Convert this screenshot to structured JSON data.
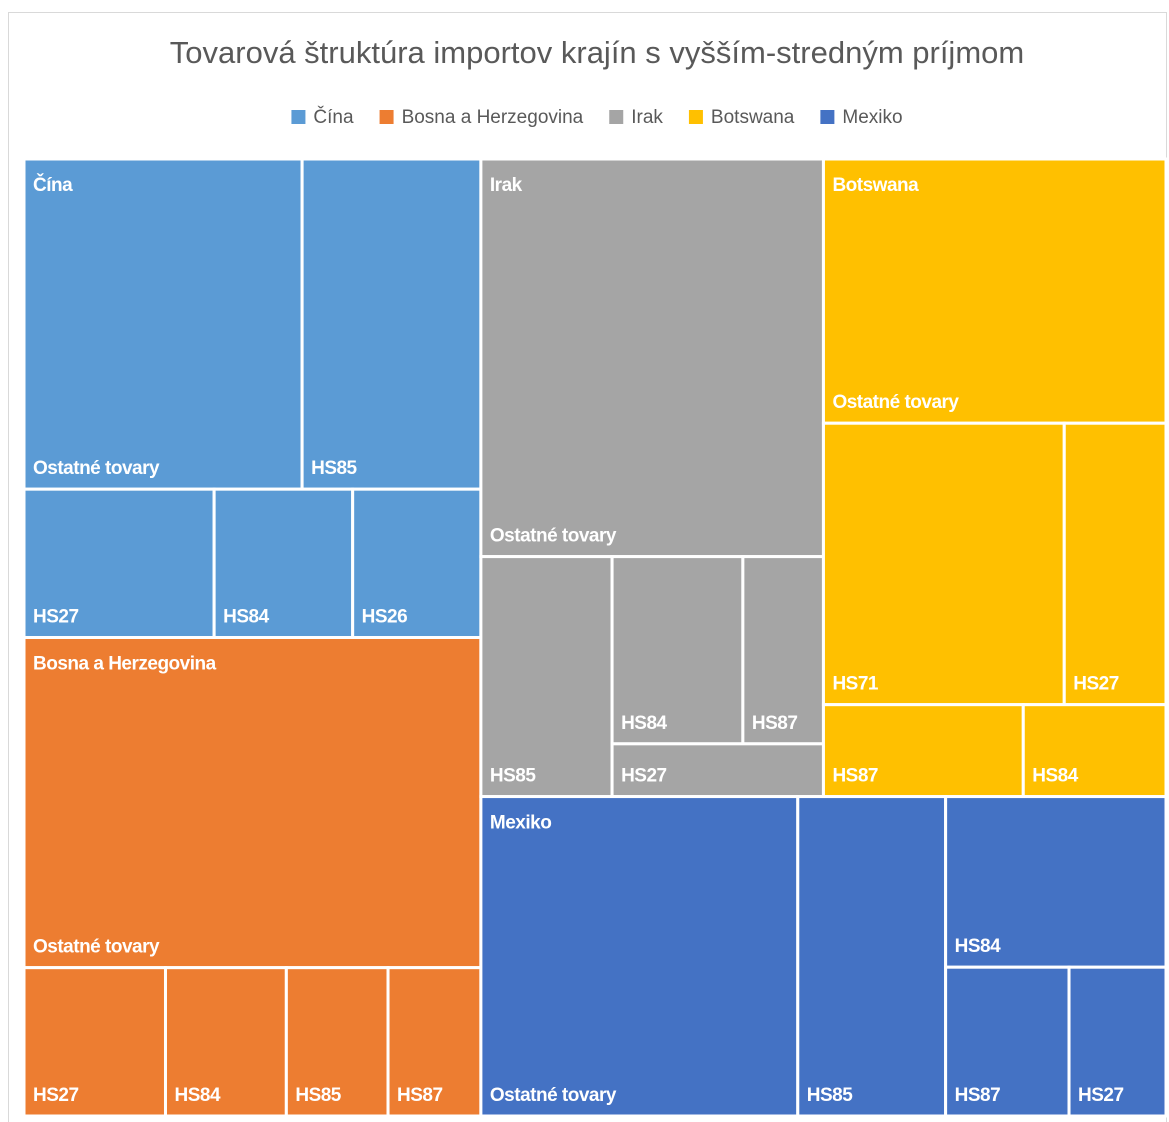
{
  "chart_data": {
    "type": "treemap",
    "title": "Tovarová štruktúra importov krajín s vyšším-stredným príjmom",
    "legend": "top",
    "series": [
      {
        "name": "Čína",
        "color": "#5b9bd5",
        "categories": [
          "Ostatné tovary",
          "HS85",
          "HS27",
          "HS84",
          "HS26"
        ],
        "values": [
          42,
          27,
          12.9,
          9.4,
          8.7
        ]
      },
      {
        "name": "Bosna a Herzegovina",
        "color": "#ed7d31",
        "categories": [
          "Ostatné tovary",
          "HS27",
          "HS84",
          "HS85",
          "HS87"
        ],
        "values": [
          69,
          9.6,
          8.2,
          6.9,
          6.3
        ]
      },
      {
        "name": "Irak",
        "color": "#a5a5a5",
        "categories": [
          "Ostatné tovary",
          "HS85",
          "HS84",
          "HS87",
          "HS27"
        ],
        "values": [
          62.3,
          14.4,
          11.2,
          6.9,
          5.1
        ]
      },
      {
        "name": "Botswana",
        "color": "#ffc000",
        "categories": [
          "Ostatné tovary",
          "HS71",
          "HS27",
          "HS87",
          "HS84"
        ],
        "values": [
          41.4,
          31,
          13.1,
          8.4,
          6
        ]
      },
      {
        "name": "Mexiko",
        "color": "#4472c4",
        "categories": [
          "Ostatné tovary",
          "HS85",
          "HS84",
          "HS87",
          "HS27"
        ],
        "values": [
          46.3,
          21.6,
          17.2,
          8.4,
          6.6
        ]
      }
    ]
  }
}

+---+

*OBJECTIVE:* Pull out every line in the data above that has the word "name".

*OUTPUT FOR THIS TASK:*
        "name": "Čína",
        "name": "Bosna a Herzegovina",
        "name": "Irak",
        "name": "Botswana",
        "name": "Mexiko",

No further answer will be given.